_Exercise goal_. Give the data below again, word for word.

_Entries_.
-----
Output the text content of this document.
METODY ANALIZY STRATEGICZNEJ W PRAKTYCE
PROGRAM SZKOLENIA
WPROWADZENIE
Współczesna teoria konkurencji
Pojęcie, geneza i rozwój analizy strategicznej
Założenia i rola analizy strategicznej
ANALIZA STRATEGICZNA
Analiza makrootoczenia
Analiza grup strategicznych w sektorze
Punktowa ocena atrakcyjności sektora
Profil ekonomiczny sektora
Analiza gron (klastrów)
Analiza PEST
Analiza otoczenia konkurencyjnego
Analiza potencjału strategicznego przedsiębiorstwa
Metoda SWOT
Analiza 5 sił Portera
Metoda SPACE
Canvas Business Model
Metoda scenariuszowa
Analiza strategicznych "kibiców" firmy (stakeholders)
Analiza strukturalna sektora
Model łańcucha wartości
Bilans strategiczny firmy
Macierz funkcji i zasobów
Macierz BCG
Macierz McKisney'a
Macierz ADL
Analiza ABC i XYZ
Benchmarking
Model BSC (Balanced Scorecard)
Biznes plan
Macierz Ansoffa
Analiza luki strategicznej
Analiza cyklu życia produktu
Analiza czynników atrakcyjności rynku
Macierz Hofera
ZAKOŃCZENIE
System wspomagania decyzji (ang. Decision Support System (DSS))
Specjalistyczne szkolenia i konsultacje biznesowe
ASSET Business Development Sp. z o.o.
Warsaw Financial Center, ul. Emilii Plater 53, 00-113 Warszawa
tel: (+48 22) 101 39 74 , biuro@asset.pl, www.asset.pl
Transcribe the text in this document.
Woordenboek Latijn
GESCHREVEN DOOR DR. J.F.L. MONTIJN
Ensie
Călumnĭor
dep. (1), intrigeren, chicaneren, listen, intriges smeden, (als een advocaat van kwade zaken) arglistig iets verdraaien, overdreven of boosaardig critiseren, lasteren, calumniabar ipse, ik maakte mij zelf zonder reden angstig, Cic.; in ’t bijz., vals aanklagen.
-----
_The answer_.
Output the text content of this document.
METODY ANALIZY STRATEGICZNEJ W PRAKTYCE
PROGRAM SZKOLENIA
WPROWADZENIE
Współczesna teoria konkurencji
Pojęcie, geneza i rozwój analizy strategicznej
Założenia i rola analizy strategicznej
ANALIZA STRATEGICZNA
Analiza makrootoczenia
Analiza grup strategicznych w sektorze
Punktowa ocena atrakcyjności sektora
Profil ekonomiczny sektora
Analiza gron (klastrów)
Analiza PEST
Analiza otoczenia konkurencyjnego
Analiza potencjału strategicznego przedsiębiorstwa
Metoda SWOT
Analiza 5 sił Portera
Metoda SPACE
Canvas Business Model
Metoda scenariuszowa
Analiza strategicznych "kibiców" firmy (stakeholders)
Analiza strukturalna sektora
Model łańcucha wartości
Bilans strategiczny firmy
Macierz funkcji i zasobów
Macierz BCG
Macierz McKisney'a
Macierz ADL
Analiza ABC i XYZ
Benchmarking
Model BSC (Balanced Scorecard)
Biznes plan
Macierz Ansoffa
Analiza luki strategicznej
Analiza cyklu życia produktu
Analiza czynników atrakcyjności rynku
Macierz Hofera
ZAKOŃCZENIE
System wspomagania decyzji (ang. Decision Support System (DSS))
Specjalistyczne szkolenia i konsultacje biznesowe
ASSET Business Development Sp. z o.o.
Warsaw Financial Center, ul. Emilii Plater 53, 00-113 Warszawa
tel: (+48 22) 101 39 74 , biuro@asset.pl, www.asset.pl
Transcribe the text in this document.
Woordenboek Latijn
GESCHREVEN DOOR DR. J.F.L. MONTIJN
Ensie
Călumnĭor
dep. (1), intrigeren, chicaneren, listen, intriges smeden, (als een advocaat van kwade zaken) arglistig iets verdraaien, overdreven of boosaardig critiseren, lasteren, calumniabar ipse, ik maakte mij zelf zonder reden angstig, Cic.; in ’t bijz., vals aanklagen.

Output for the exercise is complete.